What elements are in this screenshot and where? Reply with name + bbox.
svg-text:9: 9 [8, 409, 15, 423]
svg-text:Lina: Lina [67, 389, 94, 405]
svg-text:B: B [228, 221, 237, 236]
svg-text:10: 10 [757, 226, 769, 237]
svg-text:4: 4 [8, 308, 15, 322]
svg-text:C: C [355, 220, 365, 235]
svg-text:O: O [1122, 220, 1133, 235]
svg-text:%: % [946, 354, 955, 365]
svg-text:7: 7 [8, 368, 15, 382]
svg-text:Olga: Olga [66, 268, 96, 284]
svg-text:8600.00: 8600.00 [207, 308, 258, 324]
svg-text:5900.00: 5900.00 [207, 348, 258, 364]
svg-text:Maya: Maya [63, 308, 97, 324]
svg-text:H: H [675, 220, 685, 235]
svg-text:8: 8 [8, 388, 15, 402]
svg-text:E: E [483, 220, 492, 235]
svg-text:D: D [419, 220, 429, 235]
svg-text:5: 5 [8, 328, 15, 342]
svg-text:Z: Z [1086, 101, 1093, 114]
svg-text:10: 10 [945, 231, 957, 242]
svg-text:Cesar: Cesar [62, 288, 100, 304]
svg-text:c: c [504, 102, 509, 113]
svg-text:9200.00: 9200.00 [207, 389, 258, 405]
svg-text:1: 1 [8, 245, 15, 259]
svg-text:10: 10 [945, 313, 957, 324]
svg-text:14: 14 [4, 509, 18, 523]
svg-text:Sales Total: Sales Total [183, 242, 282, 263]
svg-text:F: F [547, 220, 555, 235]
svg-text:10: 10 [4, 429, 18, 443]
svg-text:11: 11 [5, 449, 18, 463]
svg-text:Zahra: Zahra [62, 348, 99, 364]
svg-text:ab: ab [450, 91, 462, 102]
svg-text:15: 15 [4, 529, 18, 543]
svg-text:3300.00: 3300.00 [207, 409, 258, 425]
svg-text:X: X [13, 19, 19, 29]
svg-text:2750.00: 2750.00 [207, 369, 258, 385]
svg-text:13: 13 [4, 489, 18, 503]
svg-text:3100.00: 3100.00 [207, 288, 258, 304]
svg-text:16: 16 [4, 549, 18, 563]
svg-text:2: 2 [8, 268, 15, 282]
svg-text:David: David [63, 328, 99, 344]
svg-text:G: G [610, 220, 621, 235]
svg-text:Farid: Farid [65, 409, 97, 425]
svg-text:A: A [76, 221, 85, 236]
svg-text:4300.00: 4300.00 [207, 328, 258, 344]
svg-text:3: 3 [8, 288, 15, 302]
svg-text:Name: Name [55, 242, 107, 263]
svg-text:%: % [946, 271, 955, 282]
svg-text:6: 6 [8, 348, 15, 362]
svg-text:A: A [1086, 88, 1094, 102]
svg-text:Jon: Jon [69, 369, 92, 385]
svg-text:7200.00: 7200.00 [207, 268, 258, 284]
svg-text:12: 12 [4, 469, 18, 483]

== == ==

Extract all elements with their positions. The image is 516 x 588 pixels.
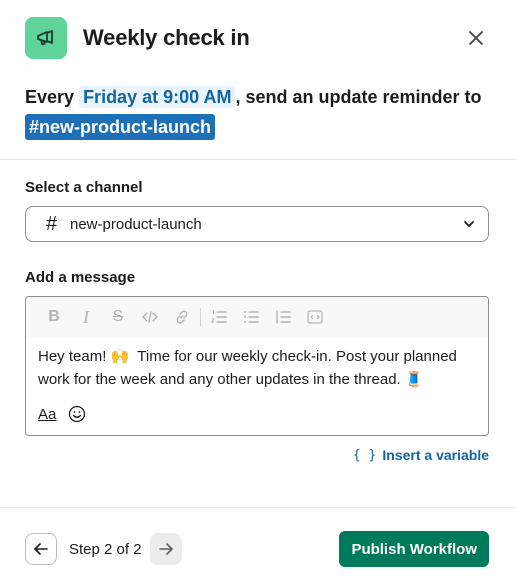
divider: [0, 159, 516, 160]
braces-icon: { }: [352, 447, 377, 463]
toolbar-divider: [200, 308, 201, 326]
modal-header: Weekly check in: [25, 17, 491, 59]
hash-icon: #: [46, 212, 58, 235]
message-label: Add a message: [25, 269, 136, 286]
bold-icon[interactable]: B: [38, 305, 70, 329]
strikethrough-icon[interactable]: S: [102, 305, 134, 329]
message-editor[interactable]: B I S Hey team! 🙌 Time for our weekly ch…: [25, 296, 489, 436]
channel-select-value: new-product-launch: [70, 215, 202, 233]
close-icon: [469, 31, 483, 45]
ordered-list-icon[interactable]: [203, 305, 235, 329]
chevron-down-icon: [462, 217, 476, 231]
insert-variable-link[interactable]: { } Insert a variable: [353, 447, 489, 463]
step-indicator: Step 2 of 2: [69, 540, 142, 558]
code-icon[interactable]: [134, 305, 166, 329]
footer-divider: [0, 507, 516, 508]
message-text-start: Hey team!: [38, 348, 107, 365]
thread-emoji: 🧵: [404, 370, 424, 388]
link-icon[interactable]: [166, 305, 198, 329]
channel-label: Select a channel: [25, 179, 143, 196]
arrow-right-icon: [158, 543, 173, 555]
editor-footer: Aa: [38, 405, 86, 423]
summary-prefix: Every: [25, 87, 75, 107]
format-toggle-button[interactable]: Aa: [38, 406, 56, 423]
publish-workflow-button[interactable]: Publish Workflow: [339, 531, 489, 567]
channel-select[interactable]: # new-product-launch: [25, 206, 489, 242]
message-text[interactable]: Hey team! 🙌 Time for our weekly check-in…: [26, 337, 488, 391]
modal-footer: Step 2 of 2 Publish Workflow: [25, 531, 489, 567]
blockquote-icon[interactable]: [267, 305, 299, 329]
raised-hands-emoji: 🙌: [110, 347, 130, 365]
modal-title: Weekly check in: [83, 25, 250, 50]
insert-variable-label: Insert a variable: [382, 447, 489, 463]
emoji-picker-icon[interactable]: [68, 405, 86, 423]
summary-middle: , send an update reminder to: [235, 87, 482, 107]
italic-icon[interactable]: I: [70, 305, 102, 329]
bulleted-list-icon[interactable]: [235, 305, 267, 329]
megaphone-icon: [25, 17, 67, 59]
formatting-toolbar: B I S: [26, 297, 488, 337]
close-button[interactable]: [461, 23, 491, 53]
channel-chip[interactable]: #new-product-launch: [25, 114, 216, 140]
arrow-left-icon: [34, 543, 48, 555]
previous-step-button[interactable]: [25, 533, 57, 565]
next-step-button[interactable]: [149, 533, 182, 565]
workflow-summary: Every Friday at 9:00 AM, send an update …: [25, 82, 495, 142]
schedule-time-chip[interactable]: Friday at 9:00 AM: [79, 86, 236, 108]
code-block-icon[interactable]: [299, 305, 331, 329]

== == ==

■ Problem statement ■
Copy the records word for word, starting at the line that contains "divider: [0, 159, 516, 160]" and ending with the line that contains "bold-icon[interactable]: B: [38, 305, 70, 329]".

■ Response to the exercise ■
divider: [0, 159, 516, 160]
braces-icon: { }: [352, 447, 377, 463]
toolbar-divider: [200, 308, 201, 326]
modal-header: Weekly check in: [25, 17, 491, 59]
hash-icon: #: [46, 212, 58, 235]
message-label: Add a message: [25, 269, 136, 286]
bold-icon[interactable]: B: [38, 305, 70, 329]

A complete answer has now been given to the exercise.